[Data start]
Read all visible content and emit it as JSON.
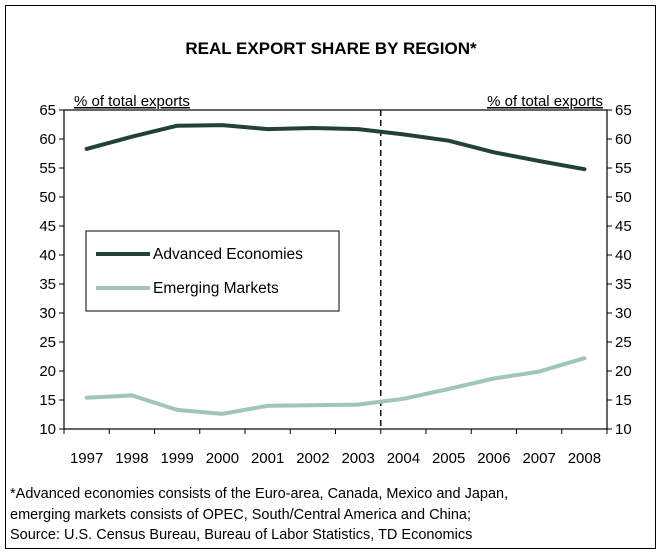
{
  "chart_data": {
    "type": "line",
    "title": "REAL EXPORT SHARE BY REGION*",
    "ylabel_left": "% of total exports",
    "ylabel_right": "% of total exports",
    "categories": [
      "1997",
      "1998",
      "1999",
      "2000",
      "2001",
      "2002",
      "2003",
      "2004",
      "2005",
      "2006",
      "2007",
      "2008"
    ],
    "ylim": [
      10,
      65
    ],
    "yticks": [
      "10",
      "15",
      "20",
      "25",
      "30",
      "35",
      "40",
      "45",
      "50",
      "55",
      "60",
      "65"
    ],
    "series": [
      {
        "name": "Advanced Economies",
        "color": "#24403c",
        "values": [
          58.3,
          60.4,
          62.3,
          62.4,
          61.7,
          61.9,
          61.7,
          60.8,
          59.7,
          57.7,
          56.2,
          54.8
        ]
      },
      {
        "name": "Emerging Markets",
        "color": "#9fc5bd",
        "values": [
          15.4,
          15.8,
          13.3,
          12.6,
          14.0,
          14.1,
          14.2,
          15.2,
          16.9,
          18.7,
          19.9,
          22.2
        ]
      }
    ],
    "reference_line": {
      "after_category": "2003",
      "style": "dashed"
    },
    "legend": "left-center",
    "grid": false
  },
  "footnote": {
    "line1": "*Advanced economies consists of the Euro-area, Canada, Mexico and Japan,",
    "line2": "emerging markets consists of OPEC, South/Central America and China;",
    "line3": "Source: U.S. Census Bureau, Bureau of Labor Statistics, TD Economics"
  }
}
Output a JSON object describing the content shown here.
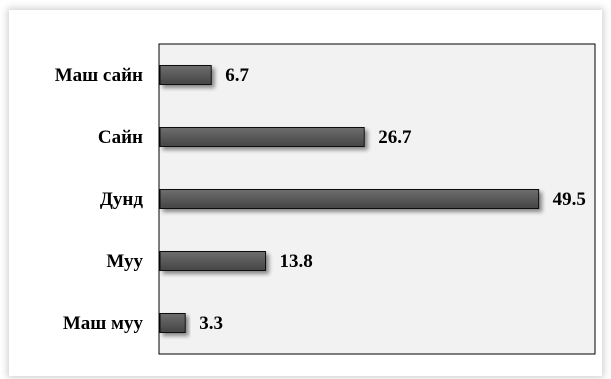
[Data end]
[What you will do]: Transcribe every entry word for word, but omit the pictures.

[Expected output]:
Read all visible content and emit it as JSON.
{
  "chart_data": {
    "type": "line",
    "title": "REAL EXPORT SHARE BY REGION*",
    "ylabel_left": "% of total exports",
    "ylabel_right": "% of total exports",
    "categories": [
      "1997",
      "1998",
      "1999",
      "2000",
      "2001",
      "2002",
      "2003",
      "2004",
      "2005",
      "2006",
      "2007",
      "2008"
    ],
    "ylim": [
      10,
      65
    ],
    "yticks": [
      "10",
      "15",
      "20",
      "25",
      "30",
      "35",
      "40",
      "45",
      "50",
      "55",
      "60",
      "65"
    ],
    "series": [
      {
        "name": "Advanced Economies",
        "color": "#24403c",
        "values": [
          58.3,
          60.4,
          62.3,
          62.4,
          61.7,
          61.9,
          61.7,
          60.8,
          59.7,
          57.7,
          56.2,
          54.8
        ]
      },
      {
        "name": "Emerging Markets",
        "color": "#9fc5bd",
        "values": [
          15.4,
          15.8,
          13.3,
          12.6,
          14.0,
          14.1,
          14.2,
          15.2,
          16.9,
          18.7,
          19.9,
          22.2
        ]
      }
    ],
    "reference_line": {
      "after_category": "2003",
      "style": "dashed"
    },
    "legend": "left-center",
    "grid": false
  },
  "footnote": {
    "line1": "*Advanced economies consists of the Euro-area, Canada, Mexico and Japan,",
    "line2": "emerging markets consists of OPEC, South/Central America and China;",
    "line3": "Source: U.S. Census Bureau, Bureau of Labor Statistics, TD Economics"
  }
}
Output a JSON object describing the content shown here.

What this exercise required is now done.